# Task objective
Find the string "more" in the records. Copy every line it appears in.

(Records from a collection)
------------------------------------------------------------------------

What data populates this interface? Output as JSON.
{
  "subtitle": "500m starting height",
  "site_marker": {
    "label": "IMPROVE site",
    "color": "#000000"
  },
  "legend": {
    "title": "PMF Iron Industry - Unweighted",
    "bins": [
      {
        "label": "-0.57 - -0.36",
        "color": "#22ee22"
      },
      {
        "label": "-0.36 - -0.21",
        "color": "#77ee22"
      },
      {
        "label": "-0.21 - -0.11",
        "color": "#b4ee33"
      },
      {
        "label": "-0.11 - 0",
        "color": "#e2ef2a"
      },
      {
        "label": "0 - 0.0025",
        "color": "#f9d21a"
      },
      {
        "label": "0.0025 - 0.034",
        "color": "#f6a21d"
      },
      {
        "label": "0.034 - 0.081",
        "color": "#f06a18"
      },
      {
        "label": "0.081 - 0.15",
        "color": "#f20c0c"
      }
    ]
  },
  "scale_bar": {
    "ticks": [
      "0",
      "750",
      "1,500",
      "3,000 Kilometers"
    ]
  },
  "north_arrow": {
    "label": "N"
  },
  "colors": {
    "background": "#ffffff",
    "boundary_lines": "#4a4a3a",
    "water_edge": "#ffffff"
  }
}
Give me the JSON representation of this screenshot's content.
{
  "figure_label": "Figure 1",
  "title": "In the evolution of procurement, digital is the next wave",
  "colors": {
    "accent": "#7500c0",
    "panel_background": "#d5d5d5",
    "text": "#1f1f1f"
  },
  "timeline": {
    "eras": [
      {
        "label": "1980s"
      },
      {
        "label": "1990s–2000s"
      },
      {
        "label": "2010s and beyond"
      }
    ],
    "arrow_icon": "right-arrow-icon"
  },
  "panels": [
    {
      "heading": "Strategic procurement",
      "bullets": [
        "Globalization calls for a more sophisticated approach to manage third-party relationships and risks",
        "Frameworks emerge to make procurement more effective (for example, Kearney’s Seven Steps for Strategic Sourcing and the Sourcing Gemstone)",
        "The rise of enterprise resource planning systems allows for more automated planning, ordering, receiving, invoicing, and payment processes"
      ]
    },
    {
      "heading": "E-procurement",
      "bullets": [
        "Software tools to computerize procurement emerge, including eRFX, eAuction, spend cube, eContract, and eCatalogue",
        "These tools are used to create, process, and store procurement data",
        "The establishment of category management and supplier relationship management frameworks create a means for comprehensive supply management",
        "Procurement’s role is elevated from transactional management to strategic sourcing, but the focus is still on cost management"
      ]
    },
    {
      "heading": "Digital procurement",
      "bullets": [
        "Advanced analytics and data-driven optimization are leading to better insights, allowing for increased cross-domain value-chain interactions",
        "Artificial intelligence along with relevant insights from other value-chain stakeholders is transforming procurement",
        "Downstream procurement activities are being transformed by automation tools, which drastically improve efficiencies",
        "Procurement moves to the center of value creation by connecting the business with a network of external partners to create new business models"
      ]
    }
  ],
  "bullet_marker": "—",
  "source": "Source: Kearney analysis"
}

------------------------------------------------------------------------

# Full output
        "Globalization calls for a more sophisticated approach to manage third-party relationships and risks",
        "Frameworks emerge to make procurement more effective (for example, Kearney’s Seven Steps for Strategic Sourcing and the Sourcing Gemstone)",
        "The rise of enterprise resource planning systems allows for more automated planning, ordering, receiving, invoicing, and payment processes"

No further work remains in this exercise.